*Supplied data*
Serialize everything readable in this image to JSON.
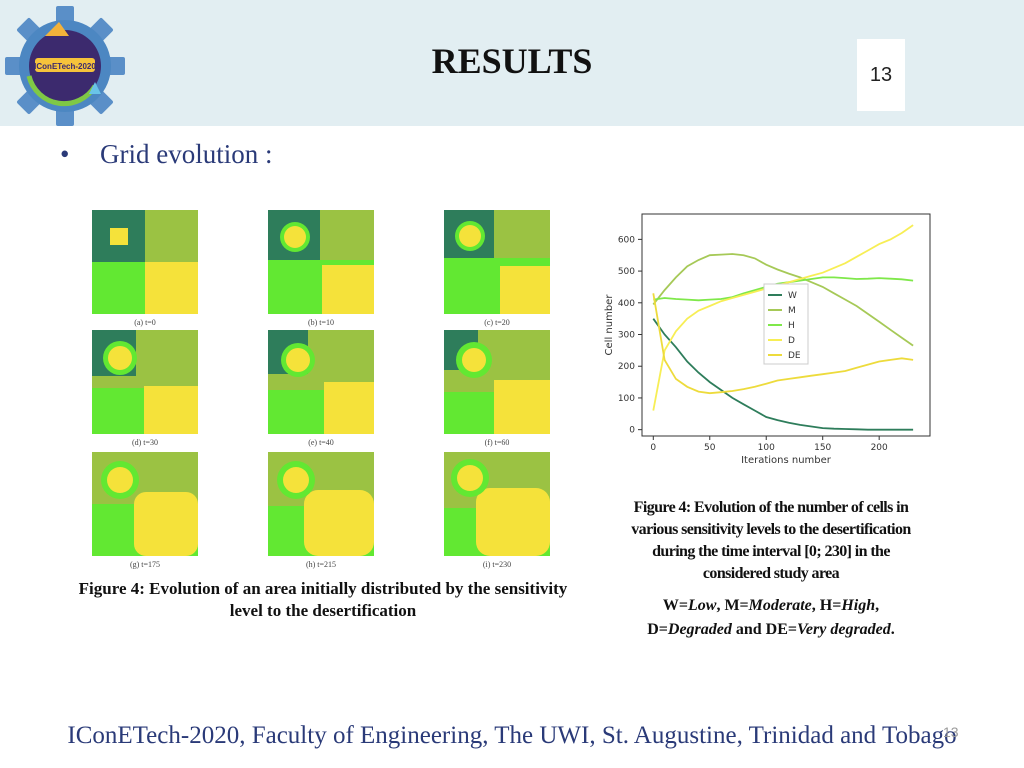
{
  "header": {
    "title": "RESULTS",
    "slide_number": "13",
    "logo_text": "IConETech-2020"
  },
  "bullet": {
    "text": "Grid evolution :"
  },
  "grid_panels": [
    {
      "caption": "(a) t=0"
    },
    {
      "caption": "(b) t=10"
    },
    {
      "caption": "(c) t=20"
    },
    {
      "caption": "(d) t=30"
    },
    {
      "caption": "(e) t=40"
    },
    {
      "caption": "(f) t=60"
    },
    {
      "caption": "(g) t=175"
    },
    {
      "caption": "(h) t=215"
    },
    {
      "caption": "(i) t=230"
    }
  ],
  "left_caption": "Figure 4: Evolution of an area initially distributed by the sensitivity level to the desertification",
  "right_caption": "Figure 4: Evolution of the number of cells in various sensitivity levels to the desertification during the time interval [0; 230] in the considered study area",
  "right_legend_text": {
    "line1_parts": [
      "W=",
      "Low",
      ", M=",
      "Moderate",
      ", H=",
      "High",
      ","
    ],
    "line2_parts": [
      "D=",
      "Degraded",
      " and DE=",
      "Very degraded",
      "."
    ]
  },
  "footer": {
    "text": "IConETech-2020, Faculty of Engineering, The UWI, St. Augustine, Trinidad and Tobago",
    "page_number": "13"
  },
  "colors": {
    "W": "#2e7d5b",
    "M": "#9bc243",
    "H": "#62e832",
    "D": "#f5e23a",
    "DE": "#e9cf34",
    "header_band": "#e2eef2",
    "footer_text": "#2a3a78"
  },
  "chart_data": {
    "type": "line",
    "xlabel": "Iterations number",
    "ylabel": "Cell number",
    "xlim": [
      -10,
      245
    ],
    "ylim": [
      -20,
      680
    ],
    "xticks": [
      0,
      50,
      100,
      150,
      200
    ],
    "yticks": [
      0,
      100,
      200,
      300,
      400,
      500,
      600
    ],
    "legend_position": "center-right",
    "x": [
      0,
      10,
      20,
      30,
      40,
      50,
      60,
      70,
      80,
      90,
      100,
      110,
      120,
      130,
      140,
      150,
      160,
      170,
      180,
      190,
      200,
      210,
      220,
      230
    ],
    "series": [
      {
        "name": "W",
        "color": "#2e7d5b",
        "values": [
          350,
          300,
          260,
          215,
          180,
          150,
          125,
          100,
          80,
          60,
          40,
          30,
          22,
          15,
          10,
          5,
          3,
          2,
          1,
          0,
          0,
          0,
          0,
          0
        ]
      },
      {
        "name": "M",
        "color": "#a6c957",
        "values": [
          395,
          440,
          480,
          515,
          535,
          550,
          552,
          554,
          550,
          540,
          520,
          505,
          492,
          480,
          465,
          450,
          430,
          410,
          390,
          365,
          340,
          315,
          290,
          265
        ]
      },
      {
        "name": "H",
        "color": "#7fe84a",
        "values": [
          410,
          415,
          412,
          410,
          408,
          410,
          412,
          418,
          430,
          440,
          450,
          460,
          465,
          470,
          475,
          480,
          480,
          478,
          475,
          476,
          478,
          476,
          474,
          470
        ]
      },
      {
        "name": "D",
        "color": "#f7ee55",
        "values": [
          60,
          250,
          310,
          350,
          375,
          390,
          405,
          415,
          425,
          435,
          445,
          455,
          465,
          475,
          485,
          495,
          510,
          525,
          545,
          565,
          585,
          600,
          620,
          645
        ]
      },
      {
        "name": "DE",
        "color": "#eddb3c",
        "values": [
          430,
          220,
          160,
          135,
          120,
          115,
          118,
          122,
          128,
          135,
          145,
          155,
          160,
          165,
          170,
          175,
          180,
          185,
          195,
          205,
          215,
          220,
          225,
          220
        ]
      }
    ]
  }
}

*Task instructions*
All lines of the records containing "sensitivity" should be shown.

*Output for this task*
  "left_caption": "Figure 4: Evolution of an area initially distributed by the sensitivity level to the desertification",
  "right_caption": "Figure 4: Evolution of the number of cells in various sensitivity levels to the desertification during the time interval [0; 230] in the considered study area",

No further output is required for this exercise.